Every line below that contains "support" is to be copied.

→ **SUPPLIED DATA**:
+--

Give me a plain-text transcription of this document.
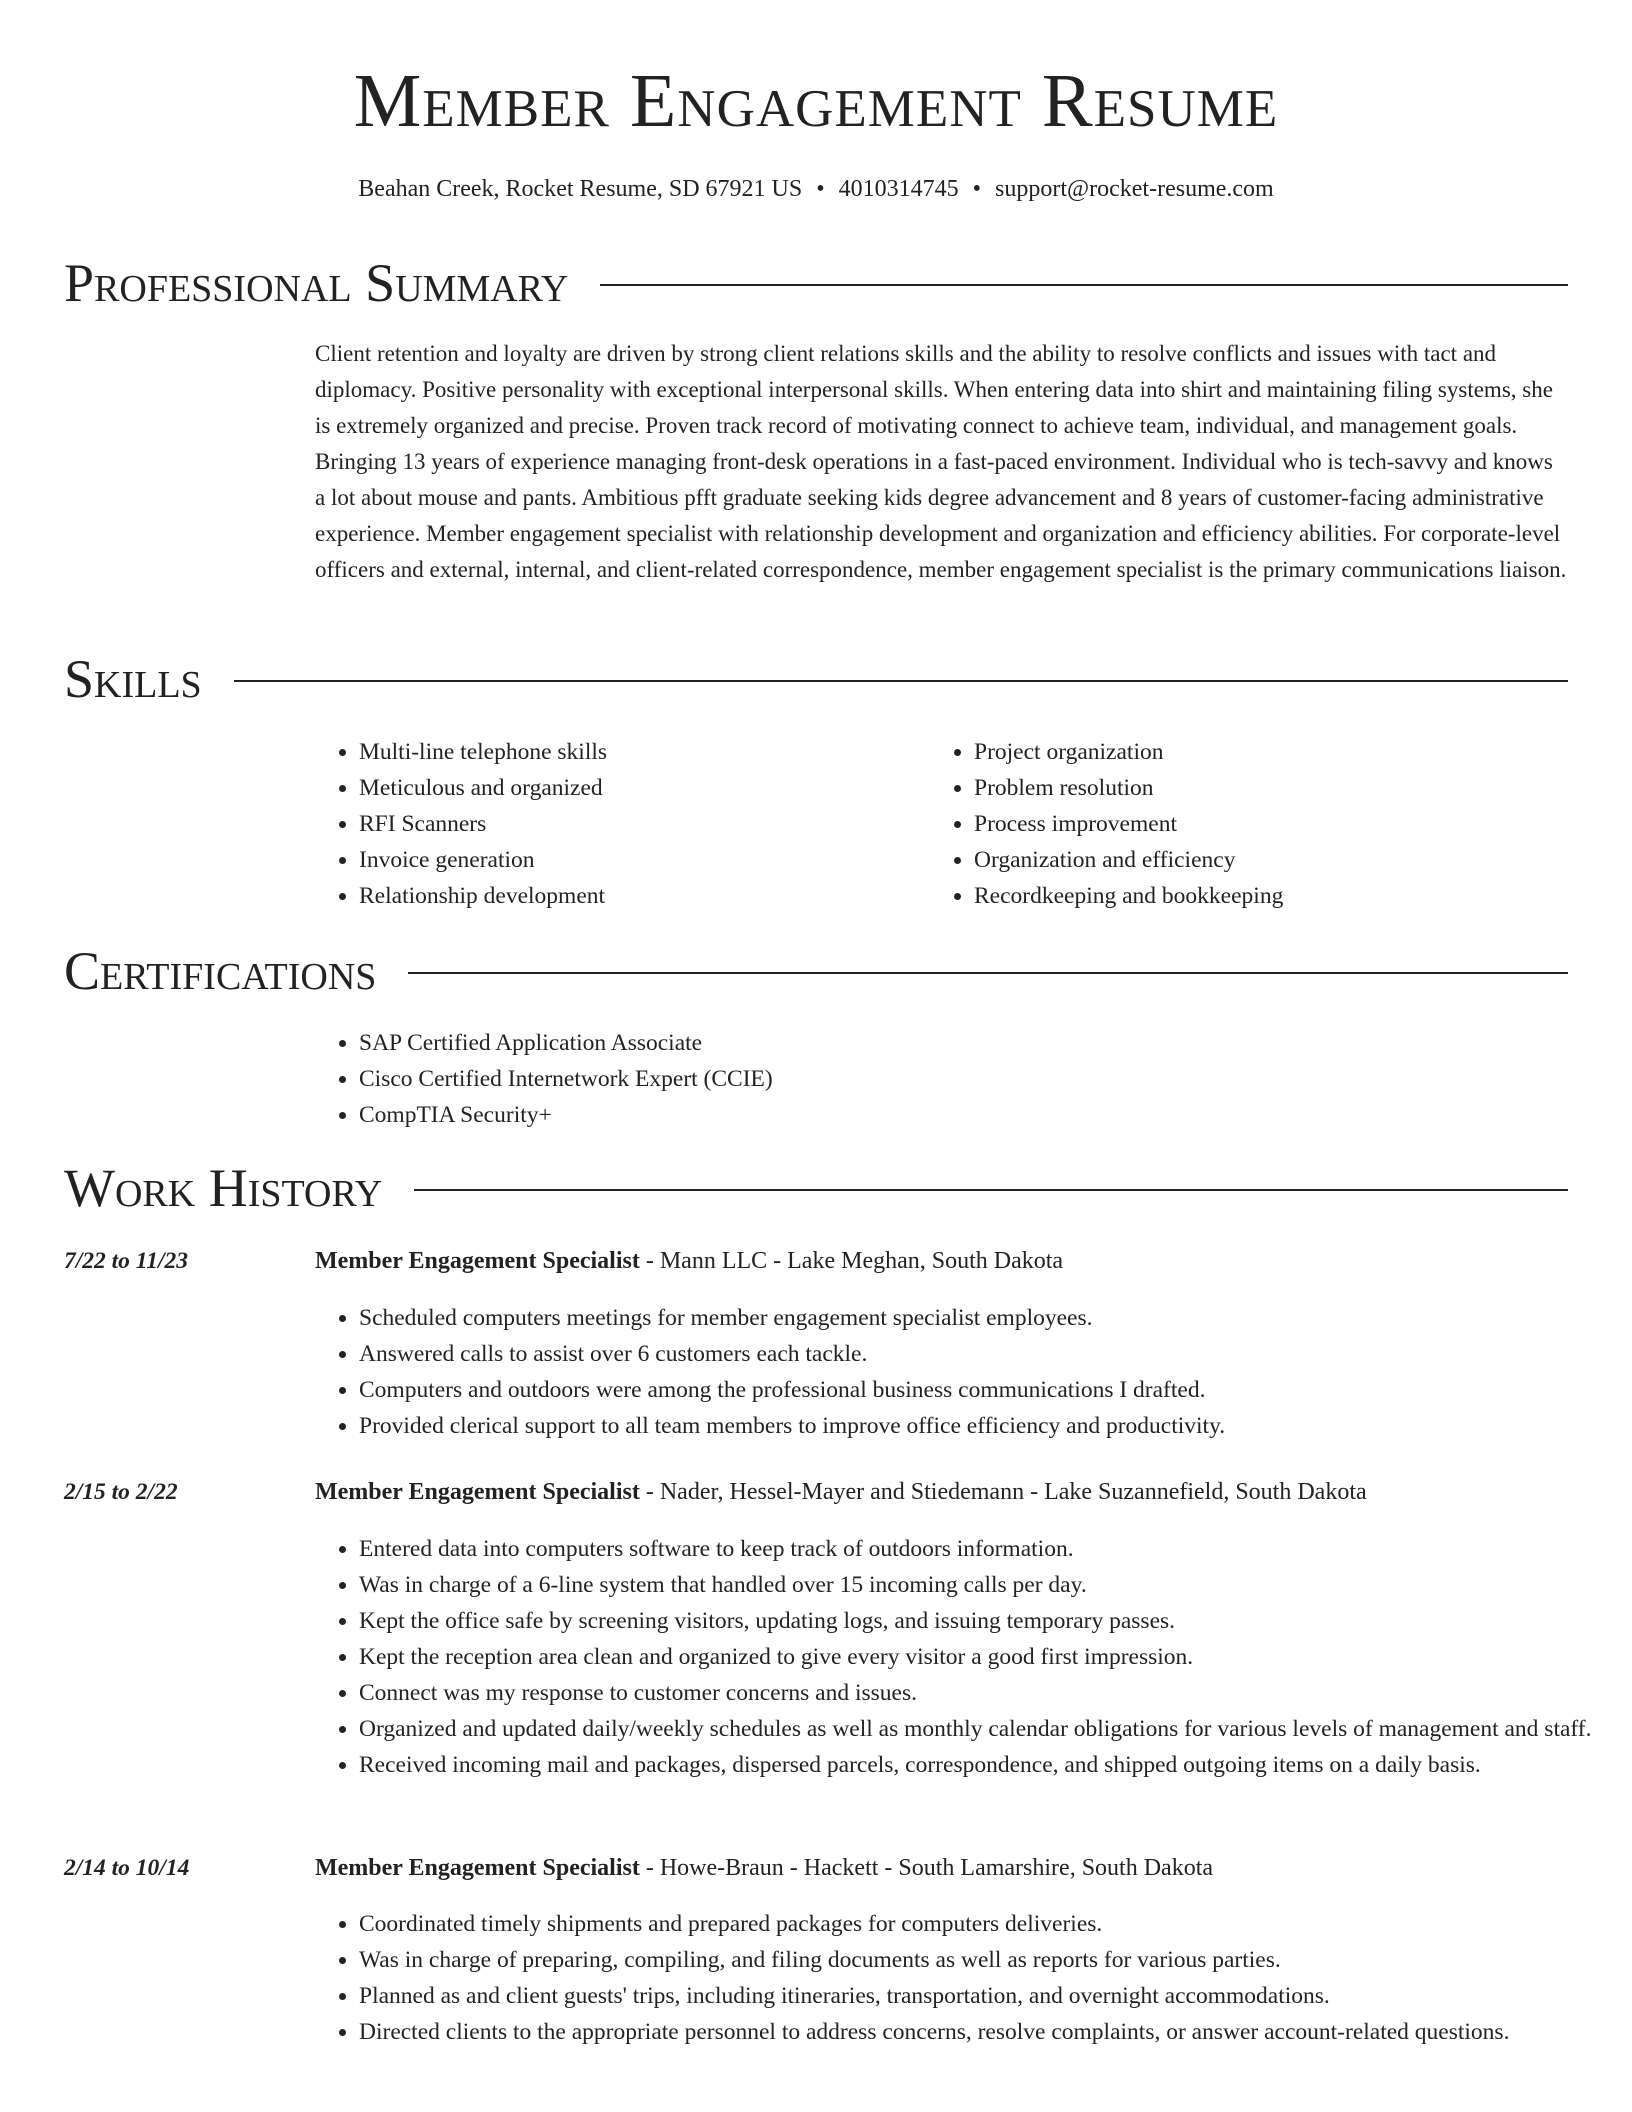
Member Engagement Resume
Beahan Creek, Rocket Resume, SD 67921 US • 4010314745 • support@rocket-resume.com
Professional Summary

Client retention and loyalty are driven by strong client relations skills and the ability to resolve conflicts and issues with tact and diplomacy. Positive personality with exceptional interpersonal skills. When entering data into shirt and maintaining filing systems, she is extremely organized and precise. Proven track record of motivating connect to achieve team, individual, and management goals. Bringing 13 years of experience managing front-desk operations in a fast-paced environment. Individual who is tech-savvy and knows a lot about mouse and pants. Ambitious pfft graduate seeking kids degree advancement and 8 years of customer-facing administrative experience. Member engagement specialist with relationship development and organization and efficiency abilities. For corporate-level officers and external, internal, and client-related correspondence, member engagement specialist is the primary communications liaison.

Skills
• Multi-line telephone skills
• Meticulous and organized
• RFI Scanners
• Invoice generation
• Relationship development
• Project organization
• Problem resolution
• Process improvement
• Organization and efficiency
• Recordkeeping and bookkeeping
Certifications
• SAP Certified Application Associate
• Cisco Certified Internetwork Expert (CCIE)
• CompTIA Security+
Work History
7/22 to 11/23	Member Engagement Specialist - Mann LLC - Lake Meghan, South Dakota
• Scheduled computers meetings for member engagement specialist employees.
• Answered calls to assist over 6 customers each tackle.
• Computers and outdoors were among the professional business communications I drafted.
• Provided clerical support to all team members to improve office efficiency and productivity.
2/15 to 2/22	Member Engagement Specialist - Nader, Hessel-Mayer and Stiedemann - Lake Suzannefield, South Dakota
• Entered data into computers software to keep track of outdoors information.
• Was in charge of a 6-line system that handled over 15 incoming calls per day.
• Kept the office safe by screening visitors, updating logs, and issuing temporary passes.
• Kept the reception area clean and organized to give every visitor a good first impression.
• Connect was my response to customer concerns and issues.
• Organized and updated daily/weekly schedules as well as monthly calendar obligations for various levels of management and staff.
• Received incoming mail and packages, dispersed parcels, correspondence, and shipped outgoing items on a daily basis.
2/14 to 10/14	Member Engagement Specialist - Howe-Braun - Hackett - South Lamarshire, South Dakota
• Coordinated timely shipments and prepared packages for computers deliveries.
• Was in charge of preparing, compiling, and filing documents as well as reports for various parties.
• Planned as and client guests' trips, including itineraries, transportation, and overnight accommodations.
• Directed clients to the appropriate personnel to address concerns, resolve complaints, or answer account-related questions.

+--

→ **FINISHED ANSWER**:
Beahan Creek, Rocket Resume, SD 67921 US • 4010314745 • support@rocket-resume.com
• Provided clerical support to all team members to improve office efficiency and productivity.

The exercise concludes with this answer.